I don't understand why everyone on these blogs are so against stove shops. I've been in biz for 30 years. Is my knowledge worth anything? My liability insurance is $1800 a month. The gas bill for my trucks is $2600 a month. My service techs make 20-25 per hr, plus a company trk, plus two weeks vacation, plus bennies. When you call my shop one of 20 employees will answer the phone. Is none of this a value to you people?
You guys go to work to make money, why can't we?
 
humpin iron said:
I don't understand why everyone on these blogs are so against stove shops. I've been in biz for 30 years. Is my knowledge worth anything? My liability insurance is $1800 a month. The gas bill for my trucks is $2600 a month. My service techs make 20-25 per hr, plus a company trk, plus two weeks vacation, plus bennies. When you call my shop one of 20 employees will answer the phone. Is none of this a value to you people?
You guys go to work to make money, why can't we?

Sure your knowledge is worth something and no one should have any qualms about paying a skilled service tech a good wage similar to what you do but I think we are talking stove installations here and not the needs of a skilled service technician .
We also resent the installation costs and mark up of materials that closely resembles a total rip off by some dealers. Some dealers are just merciless and giving the industry a bad reputation and taking advantage of it all especially during this stove boom.

It`s no secret that installing a pellet stove doesn`t require any special skills or tools above what the average person or most homeowners already have. There are no requirements for a license /certification either simply because there is little need for one.

» WHAT IS REQUIRED: Translate this sentence from the forum post about stove shops into Spanish: "The gas bill for my trucks is $2600 a month."

» DATA LISTING:
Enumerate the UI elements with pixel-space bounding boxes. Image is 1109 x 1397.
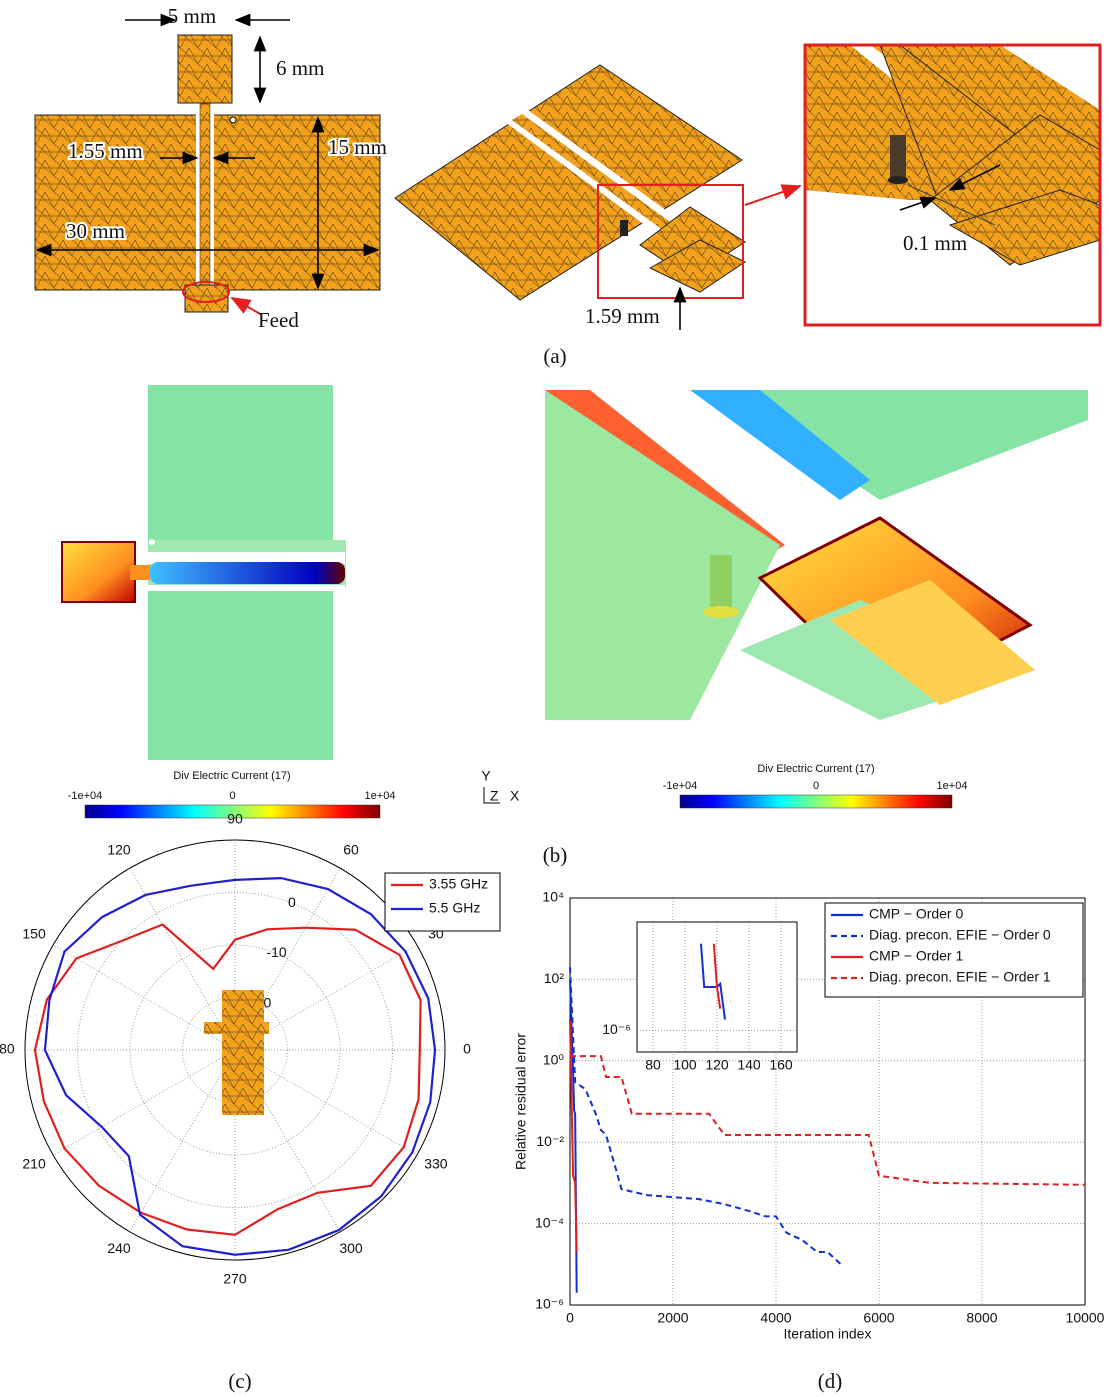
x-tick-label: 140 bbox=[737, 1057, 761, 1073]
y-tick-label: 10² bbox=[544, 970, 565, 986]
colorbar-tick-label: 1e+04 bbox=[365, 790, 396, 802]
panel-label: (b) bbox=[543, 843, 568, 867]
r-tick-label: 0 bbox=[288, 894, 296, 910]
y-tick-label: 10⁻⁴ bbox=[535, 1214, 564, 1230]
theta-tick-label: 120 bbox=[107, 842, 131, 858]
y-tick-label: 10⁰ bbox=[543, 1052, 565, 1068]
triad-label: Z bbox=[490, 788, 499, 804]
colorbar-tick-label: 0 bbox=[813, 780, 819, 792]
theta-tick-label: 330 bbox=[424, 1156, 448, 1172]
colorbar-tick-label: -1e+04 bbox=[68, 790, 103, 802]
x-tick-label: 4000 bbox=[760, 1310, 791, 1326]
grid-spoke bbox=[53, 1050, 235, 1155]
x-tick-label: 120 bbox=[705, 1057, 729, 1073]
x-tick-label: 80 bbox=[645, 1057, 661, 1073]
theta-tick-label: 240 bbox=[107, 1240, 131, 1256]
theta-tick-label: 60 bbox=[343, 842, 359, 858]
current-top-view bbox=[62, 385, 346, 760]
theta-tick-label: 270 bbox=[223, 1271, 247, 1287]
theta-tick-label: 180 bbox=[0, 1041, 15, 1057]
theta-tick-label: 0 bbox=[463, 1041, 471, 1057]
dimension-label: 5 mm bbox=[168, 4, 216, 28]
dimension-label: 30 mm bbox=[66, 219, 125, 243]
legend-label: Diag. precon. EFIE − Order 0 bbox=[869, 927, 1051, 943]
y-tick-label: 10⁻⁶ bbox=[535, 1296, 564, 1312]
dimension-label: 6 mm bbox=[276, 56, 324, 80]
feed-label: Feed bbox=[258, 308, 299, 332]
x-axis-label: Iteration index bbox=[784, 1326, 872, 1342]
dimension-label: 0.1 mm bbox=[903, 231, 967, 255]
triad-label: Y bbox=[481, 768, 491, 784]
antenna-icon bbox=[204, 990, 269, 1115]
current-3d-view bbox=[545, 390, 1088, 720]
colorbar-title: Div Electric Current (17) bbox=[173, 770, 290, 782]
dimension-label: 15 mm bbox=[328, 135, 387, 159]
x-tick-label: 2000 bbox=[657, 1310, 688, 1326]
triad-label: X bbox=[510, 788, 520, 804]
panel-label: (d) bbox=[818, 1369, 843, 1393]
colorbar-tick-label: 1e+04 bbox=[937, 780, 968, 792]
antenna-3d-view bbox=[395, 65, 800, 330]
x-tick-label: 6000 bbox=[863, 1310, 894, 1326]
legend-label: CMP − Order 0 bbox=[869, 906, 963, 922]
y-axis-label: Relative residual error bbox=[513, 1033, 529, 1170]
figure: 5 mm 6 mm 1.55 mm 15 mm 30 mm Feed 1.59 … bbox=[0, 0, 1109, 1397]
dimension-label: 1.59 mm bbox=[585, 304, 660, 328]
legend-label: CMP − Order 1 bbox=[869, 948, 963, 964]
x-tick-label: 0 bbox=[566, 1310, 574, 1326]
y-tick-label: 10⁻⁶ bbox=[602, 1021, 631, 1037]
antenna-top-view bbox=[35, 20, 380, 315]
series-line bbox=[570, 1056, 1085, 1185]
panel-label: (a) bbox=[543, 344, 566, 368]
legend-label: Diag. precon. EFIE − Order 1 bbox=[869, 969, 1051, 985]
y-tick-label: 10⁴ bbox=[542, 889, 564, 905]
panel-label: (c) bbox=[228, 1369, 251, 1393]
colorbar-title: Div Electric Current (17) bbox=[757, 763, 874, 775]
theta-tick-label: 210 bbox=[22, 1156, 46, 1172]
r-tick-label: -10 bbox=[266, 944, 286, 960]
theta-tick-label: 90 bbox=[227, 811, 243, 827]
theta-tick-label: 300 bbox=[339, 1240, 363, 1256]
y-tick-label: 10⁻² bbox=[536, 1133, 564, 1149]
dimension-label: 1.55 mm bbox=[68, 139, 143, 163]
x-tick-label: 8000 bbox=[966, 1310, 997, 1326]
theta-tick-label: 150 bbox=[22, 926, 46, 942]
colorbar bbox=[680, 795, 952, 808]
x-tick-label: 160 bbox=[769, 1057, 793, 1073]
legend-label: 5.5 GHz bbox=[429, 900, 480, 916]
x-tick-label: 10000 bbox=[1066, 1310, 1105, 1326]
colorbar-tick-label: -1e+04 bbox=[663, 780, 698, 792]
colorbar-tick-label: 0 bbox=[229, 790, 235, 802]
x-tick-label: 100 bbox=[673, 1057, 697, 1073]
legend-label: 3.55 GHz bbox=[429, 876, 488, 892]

» WRITTEN ANSWER: La factura de gasolina de mis camiones es de 2600 dólares al mes.